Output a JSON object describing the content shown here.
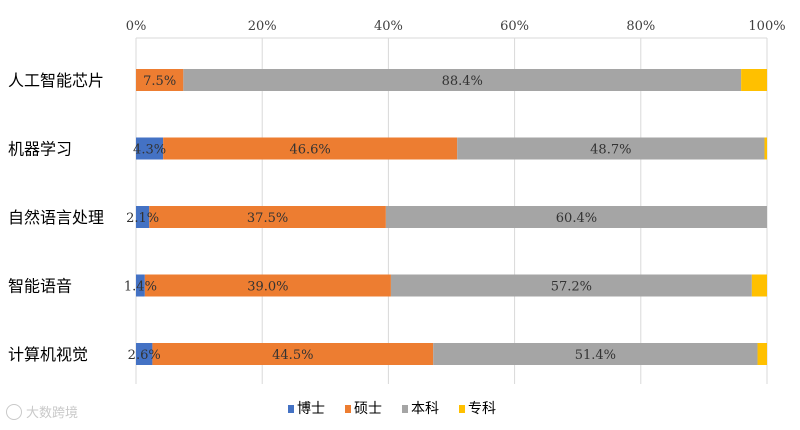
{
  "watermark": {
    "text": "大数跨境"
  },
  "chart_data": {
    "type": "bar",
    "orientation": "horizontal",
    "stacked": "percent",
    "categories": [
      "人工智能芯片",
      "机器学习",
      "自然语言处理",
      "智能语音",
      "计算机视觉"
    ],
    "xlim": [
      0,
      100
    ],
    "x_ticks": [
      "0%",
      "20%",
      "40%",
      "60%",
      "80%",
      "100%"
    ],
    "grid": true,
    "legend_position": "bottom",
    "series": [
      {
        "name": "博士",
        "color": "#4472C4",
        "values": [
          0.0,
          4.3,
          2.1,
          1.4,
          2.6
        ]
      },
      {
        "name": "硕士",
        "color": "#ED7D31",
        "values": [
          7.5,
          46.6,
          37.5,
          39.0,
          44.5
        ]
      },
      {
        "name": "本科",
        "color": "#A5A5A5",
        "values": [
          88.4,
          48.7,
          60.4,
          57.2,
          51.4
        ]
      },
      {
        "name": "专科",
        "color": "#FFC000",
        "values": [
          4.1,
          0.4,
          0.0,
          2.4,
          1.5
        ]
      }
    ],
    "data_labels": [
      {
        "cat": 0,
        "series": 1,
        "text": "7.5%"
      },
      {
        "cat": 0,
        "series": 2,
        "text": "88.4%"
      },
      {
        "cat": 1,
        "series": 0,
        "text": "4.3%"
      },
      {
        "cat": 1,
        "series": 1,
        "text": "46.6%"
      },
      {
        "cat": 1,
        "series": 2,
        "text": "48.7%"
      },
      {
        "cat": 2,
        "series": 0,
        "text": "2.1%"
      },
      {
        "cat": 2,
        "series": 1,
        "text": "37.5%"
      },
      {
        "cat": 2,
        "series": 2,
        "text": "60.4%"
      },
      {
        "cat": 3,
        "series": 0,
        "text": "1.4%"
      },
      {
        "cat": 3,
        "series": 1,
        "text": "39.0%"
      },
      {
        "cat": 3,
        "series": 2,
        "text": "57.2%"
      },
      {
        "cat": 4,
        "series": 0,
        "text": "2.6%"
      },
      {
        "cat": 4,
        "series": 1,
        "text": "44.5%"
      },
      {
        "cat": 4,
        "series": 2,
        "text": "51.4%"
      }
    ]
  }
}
= = = =
-- TASK BRIEF --
Copy all lines of the listing above that contain the string "color".

-- SOLUTION FOR THIS EXERCISE --
        "color": "#4472C4",
        "color": "#ED7D31",
        "color": "#A5A5A5",
        "color": "#FFC000",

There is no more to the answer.